- _What to do_:
Copy all lines in which the word "this" can be found.

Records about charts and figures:
################

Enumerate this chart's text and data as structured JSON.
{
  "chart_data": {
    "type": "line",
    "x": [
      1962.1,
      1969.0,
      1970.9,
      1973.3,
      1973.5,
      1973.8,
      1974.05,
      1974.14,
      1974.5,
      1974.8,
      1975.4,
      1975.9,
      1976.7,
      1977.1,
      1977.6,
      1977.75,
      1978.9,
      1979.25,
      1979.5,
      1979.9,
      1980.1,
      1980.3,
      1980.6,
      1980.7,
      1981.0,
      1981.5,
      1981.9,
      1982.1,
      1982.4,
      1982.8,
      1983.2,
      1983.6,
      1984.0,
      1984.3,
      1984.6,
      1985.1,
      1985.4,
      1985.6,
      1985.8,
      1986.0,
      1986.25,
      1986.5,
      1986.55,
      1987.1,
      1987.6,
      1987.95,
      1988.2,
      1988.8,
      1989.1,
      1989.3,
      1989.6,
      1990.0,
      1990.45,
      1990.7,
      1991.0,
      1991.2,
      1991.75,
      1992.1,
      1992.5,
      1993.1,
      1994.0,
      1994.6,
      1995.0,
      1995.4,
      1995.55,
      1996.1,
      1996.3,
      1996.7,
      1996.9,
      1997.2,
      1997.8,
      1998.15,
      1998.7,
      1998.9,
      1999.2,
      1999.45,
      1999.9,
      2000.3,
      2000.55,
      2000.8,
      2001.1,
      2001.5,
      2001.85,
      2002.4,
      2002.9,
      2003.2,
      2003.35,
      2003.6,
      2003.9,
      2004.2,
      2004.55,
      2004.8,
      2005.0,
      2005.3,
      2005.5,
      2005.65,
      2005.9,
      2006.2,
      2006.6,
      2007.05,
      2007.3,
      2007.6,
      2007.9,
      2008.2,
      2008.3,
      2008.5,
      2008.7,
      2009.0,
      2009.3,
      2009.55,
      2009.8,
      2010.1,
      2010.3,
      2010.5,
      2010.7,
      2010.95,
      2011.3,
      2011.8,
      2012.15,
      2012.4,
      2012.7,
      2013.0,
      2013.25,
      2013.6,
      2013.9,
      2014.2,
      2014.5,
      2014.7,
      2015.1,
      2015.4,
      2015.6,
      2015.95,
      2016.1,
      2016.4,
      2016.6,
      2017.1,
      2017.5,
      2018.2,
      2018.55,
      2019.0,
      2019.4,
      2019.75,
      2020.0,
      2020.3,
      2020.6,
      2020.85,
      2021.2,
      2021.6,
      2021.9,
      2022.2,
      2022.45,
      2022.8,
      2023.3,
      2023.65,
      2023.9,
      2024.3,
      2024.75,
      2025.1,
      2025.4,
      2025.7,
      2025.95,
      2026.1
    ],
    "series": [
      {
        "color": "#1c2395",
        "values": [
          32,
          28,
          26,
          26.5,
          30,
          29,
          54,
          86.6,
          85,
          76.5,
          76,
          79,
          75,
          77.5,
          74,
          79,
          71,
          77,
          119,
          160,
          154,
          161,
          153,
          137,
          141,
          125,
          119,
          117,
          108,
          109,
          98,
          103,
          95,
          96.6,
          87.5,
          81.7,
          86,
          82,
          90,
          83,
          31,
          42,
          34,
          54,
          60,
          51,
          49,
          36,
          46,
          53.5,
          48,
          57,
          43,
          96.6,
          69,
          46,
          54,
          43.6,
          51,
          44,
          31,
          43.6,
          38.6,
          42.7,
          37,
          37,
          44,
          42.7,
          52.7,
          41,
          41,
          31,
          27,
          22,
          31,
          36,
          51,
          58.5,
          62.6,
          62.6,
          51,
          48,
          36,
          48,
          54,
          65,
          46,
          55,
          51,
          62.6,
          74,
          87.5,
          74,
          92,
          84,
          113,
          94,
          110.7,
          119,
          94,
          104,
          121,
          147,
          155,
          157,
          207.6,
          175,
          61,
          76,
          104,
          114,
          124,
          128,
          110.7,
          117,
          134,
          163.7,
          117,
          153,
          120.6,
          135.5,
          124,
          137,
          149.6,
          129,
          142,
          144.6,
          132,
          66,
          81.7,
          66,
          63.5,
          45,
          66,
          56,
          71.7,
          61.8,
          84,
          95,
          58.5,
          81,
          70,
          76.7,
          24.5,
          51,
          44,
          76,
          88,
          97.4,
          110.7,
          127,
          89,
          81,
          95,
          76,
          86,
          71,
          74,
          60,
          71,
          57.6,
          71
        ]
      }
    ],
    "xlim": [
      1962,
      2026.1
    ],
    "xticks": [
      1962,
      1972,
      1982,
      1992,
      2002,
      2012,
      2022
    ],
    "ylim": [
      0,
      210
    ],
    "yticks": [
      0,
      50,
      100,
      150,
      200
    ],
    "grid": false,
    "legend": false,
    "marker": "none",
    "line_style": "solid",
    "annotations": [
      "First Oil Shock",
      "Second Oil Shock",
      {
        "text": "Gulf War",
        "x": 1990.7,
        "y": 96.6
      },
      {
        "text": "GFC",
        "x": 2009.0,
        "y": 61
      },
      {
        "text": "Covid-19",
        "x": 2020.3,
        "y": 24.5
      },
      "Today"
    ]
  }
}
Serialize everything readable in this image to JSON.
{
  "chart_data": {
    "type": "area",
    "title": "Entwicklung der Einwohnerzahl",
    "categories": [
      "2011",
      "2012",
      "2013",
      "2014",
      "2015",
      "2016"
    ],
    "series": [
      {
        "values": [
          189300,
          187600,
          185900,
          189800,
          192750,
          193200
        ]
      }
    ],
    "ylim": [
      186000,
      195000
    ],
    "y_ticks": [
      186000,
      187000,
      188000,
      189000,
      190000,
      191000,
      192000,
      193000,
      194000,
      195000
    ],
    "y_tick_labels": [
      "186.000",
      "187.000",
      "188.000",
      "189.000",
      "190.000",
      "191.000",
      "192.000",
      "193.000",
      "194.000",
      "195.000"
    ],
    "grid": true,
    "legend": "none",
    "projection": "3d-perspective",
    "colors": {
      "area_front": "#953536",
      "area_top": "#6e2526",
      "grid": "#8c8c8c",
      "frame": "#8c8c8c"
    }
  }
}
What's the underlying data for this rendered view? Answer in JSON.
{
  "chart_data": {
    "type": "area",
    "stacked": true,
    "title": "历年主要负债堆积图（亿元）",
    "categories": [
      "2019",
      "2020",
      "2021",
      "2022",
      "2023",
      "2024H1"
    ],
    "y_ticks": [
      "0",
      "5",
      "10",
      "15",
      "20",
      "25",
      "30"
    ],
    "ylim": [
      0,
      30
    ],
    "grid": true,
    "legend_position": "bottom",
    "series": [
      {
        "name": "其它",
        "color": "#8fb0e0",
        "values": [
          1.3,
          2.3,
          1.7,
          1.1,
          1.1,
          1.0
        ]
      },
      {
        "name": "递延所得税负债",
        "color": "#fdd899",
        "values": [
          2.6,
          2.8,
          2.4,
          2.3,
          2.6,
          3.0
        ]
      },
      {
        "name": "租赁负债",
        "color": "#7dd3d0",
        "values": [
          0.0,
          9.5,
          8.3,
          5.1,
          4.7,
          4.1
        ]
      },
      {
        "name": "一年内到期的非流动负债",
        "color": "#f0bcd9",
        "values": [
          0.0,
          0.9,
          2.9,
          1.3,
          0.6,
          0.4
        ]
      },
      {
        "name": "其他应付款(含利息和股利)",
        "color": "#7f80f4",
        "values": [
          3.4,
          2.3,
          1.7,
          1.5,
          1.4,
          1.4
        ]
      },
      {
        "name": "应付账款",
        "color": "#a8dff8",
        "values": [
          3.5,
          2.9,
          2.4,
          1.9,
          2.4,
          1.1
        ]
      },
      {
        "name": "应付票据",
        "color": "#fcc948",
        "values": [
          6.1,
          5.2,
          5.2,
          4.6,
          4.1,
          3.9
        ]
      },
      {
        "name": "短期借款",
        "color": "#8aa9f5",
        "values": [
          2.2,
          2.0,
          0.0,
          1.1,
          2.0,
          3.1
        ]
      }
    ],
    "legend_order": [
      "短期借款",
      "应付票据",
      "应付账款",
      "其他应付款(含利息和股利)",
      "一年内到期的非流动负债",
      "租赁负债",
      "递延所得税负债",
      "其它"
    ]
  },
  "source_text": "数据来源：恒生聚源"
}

################

- _Output below_:
Enumerate this chart's text and data as structured JSON.
Serialize everything readable in this image to JSON.
What's the underlying data for this rendered view? Answer in JSON.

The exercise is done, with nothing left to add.